# REQUIREMENT
Which lines hold the string "oleo"? Copy every one of them.

** start of EXCERPTED RECORDS **

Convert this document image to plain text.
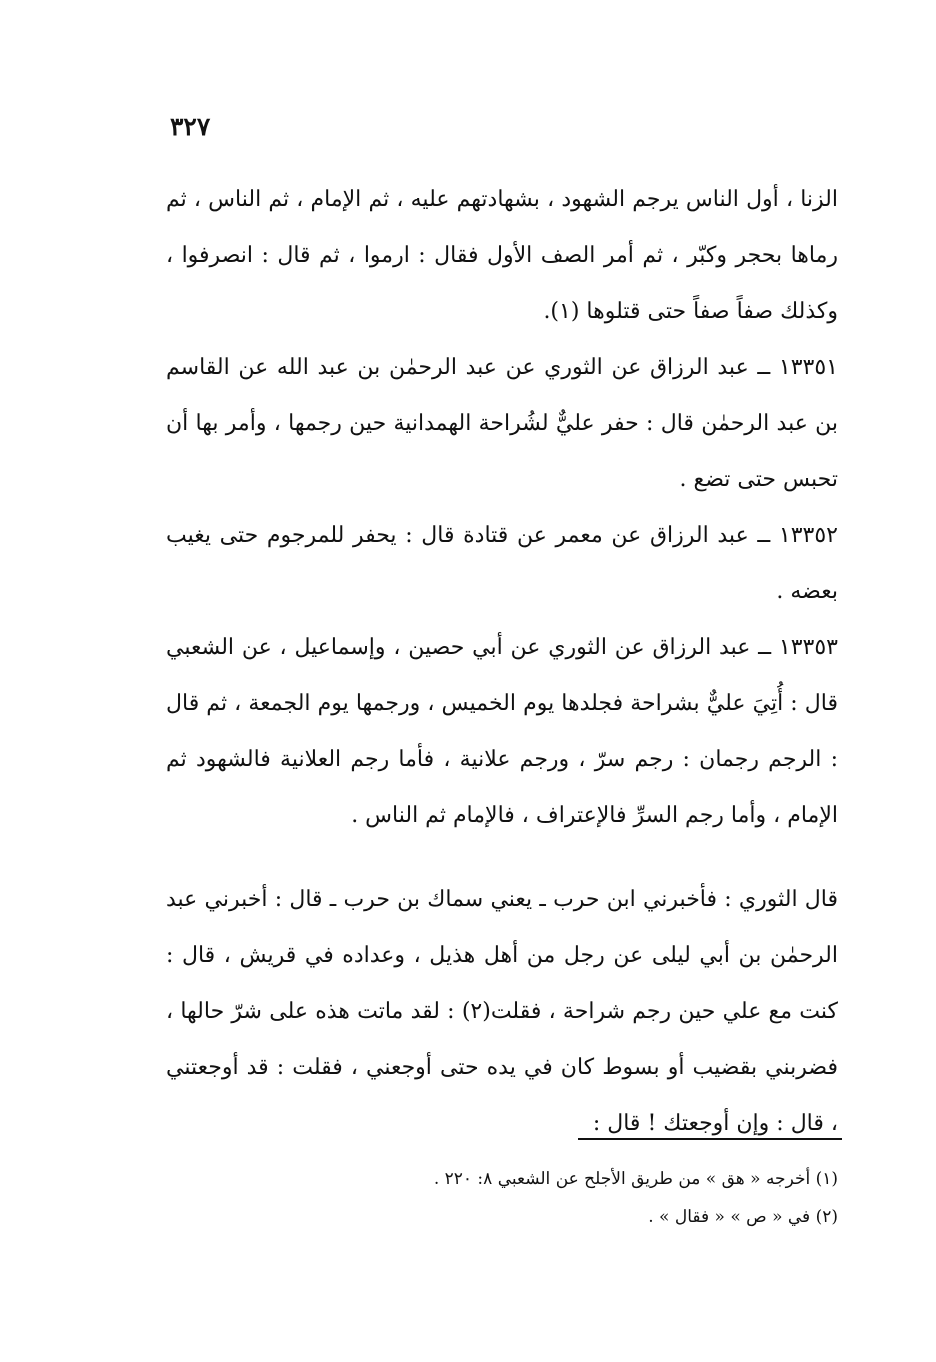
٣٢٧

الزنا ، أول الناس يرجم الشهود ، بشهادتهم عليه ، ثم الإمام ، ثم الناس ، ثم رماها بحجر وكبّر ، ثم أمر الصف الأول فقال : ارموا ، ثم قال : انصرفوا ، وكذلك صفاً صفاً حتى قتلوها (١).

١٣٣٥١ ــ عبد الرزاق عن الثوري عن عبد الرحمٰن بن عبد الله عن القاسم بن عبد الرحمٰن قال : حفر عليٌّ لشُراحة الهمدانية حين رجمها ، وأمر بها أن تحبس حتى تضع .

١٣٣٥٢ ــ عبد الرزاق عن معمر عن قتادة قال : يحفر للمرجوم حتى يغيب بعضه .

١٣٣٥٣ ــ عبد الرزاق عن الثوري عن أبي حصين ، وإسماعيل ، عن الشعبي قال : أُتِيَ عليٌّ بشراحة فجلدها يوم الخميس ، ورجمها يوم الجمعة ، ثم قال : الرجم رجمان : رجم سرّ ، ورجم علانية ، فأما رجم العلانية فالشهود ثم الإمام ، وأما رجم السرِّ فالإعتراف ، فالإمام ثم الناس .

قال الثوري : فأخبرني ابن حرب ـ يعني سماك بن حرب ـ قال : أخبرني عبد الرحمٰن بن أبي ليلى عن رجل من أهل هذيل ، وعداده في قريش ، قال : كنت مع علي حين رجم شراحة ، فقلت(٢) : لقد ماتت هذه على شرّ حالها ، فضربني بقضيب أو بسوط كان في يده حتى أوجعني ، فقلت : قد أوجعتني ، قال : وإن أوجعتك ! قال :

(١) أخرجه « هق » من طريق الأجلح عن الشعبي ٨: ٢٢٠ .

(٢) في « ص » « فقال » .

** end of EXCERPTED RECORDS **
** start of EXCERPTED RECORDS **

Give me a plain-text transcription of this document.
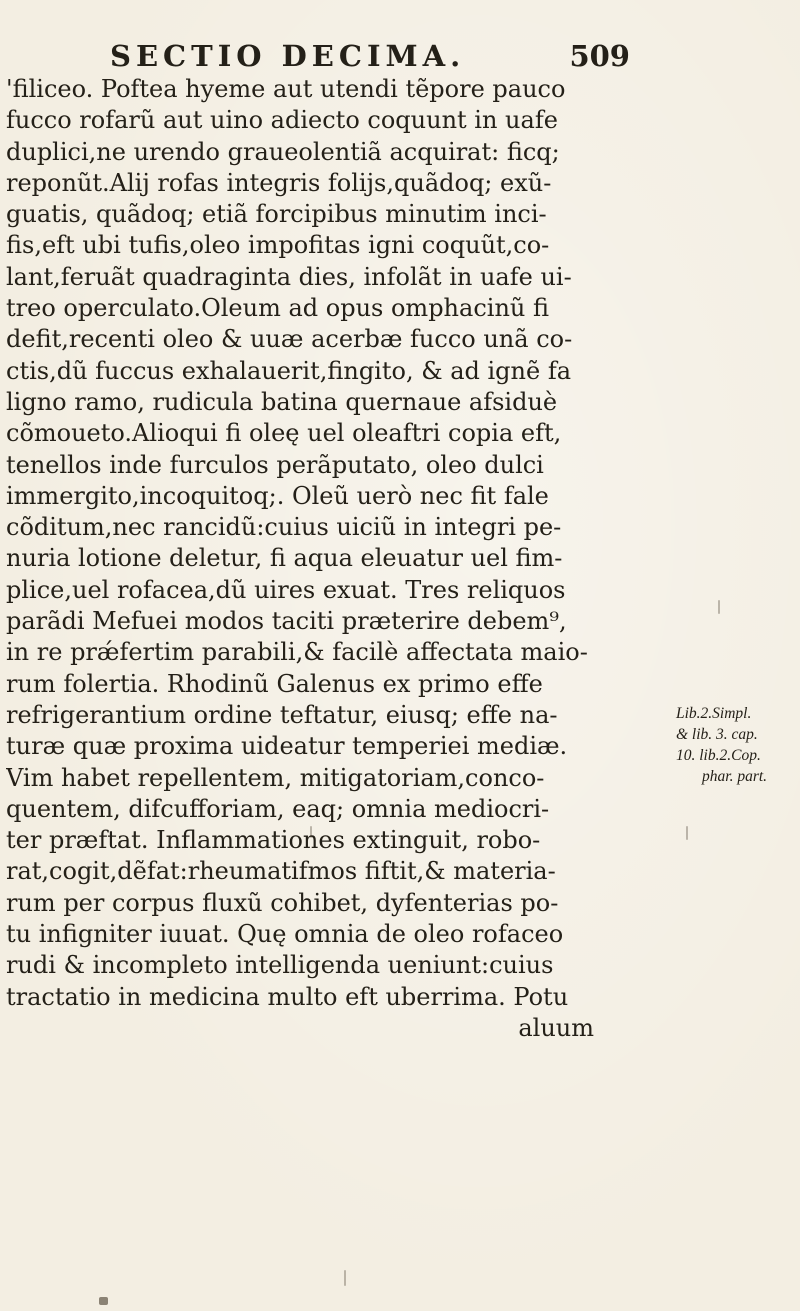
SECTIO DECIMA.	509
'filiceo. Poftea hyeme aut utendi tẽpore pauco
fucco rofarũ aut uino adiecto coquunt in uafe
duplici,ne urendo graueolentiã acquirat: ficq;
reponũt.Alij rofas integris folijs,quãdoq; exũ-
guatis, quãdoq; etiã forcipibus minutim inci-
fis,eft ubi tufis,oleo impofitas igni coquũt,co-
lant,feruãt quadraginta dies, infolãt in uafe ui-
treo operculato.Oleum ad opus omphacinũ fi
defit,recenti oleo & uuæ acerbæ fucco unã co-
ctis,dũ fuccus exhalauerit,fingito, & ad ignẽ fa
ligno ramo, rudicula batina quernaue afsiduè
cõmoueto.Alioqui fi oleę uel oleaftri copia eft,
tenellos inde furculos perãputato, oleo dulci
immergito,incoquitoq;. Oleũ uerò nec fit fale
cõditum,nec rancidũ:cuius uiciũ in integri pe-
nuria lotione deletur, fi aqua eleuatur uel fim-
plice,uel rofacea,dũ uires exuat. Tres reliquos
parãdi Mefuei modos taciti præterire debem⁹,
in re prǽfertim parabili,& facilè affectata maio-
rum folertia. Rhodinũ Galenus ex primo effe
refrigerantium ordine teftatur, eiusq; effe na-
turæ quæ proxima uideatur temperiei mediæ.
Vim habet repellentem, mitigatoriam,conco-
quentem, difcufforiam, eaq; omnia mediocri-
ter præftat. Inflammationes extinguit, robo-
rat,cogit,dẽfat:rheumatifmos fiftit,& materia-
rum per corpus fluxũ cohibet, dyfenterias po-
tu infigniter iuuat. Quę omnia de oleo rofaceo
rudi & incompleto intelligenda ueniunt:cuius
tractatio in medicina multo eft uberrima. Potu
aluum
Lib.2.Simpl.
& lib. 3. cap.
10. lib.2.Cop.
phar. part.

** end of EXCERPTED RECORDS **

# WRITTEN ANSWER
fis,eft ubi tufis,oleo impofitas igni coquũt,co-
defit,recenti oleo & uuæ acerbæ fucco unã co-
tenellos inde furculos perãputato, oleo dulci
tu infigniter iuuat. Quę omnia de oleo rofaceo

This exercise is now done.